• _EXERCISE DIRECTIONS_
Extract all lines that hold "Triple" from the records below.

╭──

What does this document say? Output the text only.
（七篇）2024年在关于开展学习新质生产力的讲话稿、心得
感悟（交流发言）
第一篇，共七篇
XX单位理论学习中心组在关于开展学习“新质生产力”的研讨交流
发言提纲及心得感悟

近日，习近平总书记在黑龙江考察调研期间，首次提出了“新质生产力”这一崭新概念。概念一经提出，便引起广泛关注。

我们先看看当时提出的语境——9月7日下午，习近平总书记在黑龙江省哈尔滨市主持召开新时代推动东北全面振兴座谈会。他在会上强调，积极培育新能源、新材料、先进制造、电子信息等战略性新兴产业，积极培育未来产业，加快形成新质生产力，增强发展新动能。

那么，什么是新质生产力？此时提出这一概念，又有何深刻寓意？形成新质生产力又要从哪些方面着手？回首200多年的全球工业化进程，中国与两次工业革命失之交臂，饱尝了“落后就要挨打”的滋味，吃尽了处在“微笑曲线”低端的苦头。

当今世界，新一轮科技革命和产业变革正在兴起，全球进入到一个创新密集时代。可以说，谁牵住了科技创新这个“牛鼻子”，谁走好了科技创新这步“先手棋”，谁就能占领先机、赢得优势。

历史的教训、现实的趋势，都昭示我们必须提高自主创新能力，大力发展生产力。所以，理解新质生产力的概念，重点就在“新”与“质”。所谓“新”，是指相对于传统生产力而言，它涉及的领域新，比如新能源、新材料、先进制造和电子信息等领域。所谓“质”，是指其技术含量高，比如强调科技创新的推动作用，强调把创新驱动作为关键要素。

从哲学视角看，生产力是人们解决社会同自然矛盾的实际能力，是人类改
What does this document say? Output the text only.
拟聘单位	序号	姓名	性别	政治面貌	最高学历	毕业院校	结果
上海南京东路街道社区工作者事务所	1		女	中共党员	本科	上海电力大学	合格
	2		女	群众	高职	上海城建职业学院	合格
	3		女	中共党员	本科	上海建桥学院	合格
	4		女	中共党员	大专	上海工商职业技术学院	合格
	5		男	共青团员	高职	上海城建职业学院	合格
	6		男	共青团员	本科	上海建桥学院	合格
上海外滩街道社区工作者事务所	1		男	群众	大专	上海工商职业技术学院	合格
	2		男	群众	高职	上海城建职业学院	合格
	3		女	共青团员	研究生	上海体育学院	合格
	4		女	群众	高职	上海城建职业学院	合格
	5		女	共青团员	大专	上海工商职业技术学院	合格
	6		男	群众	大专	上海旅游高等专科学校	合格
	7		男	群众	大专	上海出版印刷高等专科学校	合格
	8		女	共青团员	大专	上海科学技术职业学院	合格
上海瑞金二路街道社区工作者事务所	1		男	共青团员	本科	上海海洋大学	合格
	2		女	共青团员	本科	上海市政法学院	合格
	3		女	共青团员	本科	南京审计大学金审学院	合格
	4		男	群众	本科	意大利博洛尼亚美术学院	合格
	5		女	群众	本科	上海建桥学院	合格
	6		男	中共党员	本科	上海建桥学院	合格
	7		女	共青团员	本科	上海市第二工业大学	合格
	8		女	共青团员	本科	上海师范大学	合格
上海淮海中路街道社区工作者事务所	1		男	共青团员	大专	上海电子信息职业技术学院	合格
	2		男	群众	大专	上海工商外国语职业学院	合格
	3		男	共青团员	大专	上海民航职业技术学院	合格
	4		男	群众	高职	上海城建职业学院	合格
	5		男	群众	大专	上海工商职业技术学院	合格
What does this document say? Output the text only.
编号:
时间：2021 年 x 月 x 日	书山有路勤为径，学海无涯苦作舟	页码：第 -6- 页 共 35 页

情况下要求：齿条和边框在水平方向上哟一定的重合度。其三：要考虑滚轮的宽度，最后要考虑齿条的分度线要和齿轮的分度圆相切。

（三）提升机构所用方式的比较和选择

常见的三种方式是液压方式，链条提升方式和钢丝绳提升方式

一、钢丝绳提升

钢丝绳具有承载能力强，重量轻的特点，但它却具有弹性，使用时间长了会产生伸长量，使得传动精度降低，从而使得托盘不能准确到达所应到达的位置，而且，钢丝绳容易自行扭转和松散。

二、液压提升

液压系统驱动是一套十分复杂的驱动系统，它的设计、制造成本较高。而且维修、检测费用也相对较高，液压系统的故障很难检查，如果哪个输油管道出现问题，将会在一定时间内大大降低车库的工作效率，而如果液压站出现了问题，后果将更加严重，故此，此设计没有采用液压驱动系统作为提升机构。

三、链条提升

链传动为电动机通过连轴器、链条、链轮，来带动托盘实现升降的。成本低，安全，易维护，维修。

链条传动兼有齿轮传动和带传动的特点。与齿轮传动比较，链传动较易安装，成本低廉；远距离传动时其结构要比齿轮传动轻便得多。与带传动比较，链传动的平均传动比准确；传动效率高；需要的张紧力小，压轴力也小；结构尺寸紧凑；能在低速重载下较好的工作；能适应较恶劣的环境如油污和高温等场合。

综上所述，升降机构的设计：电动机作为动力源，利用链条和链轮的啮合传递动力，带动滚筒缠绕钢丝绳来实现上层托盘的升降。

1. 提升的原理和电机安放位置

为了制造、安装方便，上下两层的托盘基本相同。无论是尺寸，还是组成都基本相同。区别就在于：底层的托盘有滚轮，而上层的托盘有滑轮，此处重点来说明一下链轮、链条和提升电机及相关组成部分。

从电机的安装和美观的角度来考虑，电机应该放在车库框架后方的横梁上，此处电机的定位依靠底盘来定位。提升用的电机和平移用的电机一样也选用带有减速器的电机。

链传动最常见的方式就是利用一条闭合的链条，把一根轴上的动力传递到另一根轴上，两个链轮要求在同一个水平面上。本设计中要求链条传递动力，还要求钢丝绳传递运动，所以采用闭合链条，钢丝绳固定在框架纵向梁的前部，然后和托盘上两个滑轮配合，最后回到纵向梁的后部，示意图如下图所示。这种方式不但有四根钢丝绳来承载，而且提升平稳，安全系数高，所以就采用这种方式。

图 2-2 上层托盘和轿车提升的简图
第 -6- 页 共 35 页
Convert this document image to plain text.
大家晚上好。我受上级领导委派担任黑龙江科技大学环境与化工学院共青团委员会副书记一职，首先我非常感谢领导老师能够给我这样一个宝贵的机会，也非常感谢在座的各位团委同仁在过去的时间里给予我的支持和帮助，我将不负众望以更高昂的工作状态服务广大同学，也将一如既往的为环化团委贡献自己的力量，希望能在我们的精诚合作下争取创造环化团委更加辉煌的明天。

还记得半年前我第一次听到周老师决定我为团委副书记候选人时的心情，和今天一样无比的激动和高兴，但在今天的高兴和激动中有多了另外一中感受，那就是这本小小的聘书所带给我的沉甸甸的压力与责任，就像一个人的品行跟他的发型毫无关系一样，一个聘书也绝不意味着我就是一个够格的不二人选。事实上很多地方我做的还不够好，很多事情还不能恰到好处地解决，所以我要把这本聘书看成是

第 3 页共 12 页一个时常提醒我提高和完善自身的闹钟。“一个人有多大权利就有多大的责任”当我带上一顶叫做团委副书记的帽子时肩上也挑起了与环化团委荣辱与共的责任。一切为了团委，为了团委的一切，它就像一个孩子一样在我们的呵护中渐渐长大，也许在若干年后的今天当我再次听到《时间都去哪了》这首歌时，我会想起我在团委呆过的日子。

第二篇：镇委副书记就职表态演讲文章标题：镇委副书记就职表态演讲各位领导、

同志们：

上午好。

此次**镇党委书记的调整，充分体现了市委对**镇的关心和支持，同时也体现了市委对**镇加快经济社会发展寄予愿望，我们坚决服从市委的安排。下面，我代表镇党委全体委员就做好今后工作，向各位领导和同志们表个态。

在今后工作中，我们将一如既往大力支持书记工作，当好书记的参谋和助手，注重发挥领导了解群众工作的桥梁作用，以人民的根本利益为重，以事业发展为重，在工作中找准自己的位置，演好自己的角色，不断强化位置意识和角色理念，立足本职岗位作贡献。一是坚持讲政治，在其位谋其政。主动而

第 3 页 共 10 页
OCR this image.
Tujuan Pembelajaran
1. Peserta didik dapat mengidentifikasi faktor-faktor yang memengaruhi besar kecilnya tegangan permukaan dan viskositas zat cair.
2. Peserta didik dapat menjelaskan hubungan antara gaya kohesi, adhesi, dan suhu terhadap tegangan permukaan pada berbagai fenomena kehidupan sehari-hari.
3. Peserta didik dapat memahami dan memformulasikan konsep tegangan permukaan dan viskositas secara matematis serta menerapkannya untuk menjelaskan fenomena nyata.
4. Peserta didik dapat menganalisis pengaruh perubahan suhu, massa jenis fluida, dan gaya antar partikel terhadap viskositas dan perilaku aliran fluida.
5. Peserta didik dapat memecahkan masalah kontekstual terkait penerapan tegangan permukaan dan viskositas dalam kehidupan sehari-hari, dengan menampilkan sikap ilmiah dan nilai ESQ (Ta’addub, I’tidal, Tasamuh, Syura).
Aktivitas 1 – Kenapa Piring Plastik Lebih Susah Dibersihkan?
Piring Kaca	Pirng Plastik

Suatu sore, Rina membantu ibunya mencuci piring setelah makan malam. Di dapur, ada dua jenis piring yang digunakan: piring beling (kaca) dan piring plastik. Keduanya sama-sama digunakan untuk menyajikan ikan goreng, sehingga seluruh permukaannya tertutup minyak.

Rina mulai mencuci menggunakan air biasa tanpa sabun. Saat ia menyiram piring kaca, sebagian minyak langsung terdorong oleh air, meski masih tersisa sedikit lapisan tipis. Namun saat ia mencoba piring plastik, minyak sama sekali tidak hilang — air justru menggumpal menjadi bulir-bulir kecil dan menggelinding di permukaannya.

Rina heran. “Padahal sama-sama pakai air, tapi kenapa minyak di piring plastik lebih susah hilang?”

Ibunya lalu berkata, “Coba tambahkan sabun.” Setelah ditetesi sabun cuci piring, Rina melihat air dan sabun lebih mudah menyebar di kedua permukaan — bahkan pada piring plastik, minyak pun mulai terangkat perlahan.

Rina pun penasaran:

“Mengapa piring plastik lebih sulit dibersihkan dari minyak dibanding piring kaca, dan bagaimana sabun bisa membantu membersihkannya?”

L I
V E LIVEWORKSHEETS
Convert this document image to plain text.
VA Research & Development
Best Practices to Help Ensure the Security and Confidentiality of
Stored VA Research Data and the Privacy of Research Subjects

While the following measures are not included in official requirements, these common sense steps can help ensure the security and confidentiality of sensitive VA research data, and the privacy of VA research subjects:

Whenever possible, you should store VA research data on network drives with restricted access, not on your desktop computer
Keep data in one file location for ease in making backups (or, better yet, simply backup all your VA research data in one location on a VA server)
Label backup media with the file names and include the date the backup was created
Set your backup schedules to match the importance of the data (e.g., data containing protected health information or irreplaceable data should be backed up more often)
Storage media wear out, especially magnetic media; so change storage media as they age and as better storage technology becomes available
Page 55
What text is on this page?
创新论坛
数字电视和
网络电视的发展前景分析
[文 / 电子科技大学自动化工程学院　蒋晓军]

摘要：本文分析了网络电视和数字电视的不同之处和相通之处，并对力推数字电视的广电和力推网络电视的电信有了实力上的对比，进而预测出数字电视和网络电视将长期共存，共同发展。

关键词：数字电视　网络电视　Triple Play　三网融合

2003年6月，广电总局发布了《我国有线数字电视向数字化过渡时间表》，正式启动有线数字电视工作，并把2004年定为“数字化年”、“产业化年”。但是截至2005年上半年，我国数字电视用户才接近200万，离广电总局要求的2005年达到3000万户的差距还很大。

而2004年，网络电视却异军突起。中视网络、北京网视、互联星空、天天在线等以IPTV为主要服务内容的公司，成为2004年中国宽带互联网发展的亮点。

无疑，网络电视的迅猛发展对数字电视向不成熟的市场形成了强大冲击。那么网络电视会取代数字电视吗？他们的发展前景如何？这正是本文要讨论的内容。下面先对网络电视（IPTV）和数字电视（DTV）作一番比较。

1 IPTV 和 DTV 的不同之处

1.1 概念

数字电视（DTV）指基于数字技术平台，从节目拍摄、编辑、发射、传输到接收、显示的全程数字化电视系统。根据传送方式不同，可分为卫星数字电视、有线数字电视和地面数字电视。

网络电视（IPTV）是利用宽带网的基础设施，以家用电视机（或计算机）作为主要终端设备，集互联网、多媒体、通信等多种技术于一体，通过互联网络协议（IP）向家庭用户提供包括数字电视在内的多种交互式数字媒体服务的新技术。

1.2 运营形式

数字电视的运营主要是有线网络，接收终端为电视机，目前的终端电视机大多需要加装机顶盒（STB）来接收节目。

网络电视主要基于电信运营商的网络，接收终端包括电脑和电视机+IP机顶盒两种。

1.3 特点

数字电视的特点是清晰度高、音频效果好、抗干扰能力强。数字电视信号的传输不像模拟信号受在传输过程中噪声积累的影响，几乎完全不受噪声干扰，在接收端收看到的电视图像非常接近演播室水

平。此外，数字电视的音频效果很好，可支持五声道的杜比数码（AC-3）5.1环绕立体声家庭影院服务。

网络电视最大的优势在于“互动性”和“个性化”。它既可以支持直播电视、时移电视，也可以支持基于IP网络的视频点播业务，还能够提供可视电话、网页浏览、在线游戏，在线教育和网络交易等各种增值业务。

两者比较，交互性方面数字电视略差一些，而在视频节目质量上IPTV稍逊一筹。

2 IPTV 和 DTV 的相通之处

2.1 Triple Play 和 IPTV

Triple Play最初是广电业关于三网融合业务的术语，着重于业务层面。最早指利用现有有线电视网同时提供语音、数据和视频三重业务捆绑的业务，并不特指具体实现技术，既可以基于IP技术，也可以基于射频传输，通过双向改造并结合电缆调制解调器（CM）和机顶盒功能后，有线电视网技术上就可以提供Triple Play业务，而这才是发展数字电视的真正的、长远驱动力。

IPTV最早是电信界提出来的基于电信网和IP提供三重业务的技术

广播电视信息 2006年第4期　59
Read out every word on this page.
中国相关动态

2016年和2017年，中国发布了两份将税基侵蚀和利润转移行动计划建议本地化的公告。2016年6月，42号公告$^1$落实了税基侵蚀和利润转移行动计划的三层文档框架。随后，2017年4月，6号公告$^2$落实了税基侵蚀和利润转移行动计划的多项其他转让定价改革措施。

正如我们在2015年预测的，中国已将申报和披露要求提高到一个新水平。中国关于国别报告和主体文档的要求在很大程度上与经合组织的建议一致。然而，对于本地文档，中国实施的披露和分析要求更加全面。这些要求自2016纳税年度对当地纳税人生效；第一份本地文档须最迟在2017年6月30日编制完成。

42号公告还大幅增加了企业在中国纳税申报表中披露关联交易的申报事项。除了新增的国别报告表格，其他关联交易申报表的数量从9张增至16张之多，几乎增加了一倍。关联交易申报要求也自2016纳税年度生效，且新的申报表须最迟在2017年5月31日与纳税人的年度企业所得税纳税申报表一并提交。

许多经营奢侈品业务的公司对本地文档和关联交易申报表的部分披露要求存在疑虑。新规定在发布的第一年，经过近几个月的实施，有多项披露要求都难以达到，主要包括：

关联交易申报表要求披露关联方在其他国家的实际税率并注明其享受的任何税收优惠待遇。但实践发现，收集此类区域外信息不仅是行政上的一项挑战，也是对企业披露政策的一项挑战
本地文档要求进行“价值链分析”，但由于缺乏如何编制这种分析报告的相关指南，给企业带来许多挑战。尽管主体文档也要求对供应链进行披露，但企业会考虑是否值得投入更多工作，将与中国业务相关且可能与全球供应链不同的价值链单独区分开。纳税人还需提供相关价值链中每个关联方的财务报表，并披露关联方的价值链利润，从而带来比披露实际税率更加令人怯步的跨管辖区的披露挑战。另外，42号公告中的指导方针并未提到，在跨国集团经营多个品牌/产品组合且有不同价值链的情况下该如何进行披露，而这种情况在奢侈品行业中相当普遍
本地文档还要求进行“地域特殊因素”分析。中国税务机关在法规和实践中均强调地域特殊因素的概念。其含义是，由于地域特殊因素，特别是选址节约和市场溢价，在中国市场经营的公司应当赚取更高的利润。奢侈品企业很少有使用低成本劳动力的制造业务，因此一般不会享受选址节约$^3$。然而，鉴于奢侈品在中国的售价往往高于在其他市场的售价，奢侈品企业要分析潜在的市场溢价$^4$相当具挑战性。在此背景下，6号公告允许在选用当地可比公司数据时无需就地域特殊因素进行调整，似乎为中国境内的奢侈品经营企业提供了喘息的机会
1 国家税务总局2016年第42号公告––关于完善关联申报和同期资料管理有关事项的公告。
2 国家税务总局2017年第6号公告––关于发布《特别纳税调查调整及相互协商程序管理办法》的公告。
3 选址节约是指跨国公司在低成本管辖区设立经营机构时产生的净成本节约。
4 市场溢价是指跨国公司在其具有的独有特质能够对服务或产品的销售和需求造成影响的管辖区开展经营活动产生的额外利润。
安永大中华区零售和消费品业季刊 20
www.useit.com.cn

╰──

• _EXERCISE ANSWER_
关键词：数字电视　网络电视　Triple Play　三网融合
2.1 Triple Play 和 IPTV
Triple Play最初是广电业关于三网融合业务的术语，着重于业务层面。最早指利用现有有线电视网同时提供语音、数据和视频三重业务捆绑的业务，并不特指具体实现技术，既可以基于IP技术，也可以基于射频传输，通过双向改造并结合电缆调制解调器（CM）和机顶盒功能后，有线电视网技术上就可以提供Triple Play业务，而这才是发展数字电视的真正的、长远驱动力。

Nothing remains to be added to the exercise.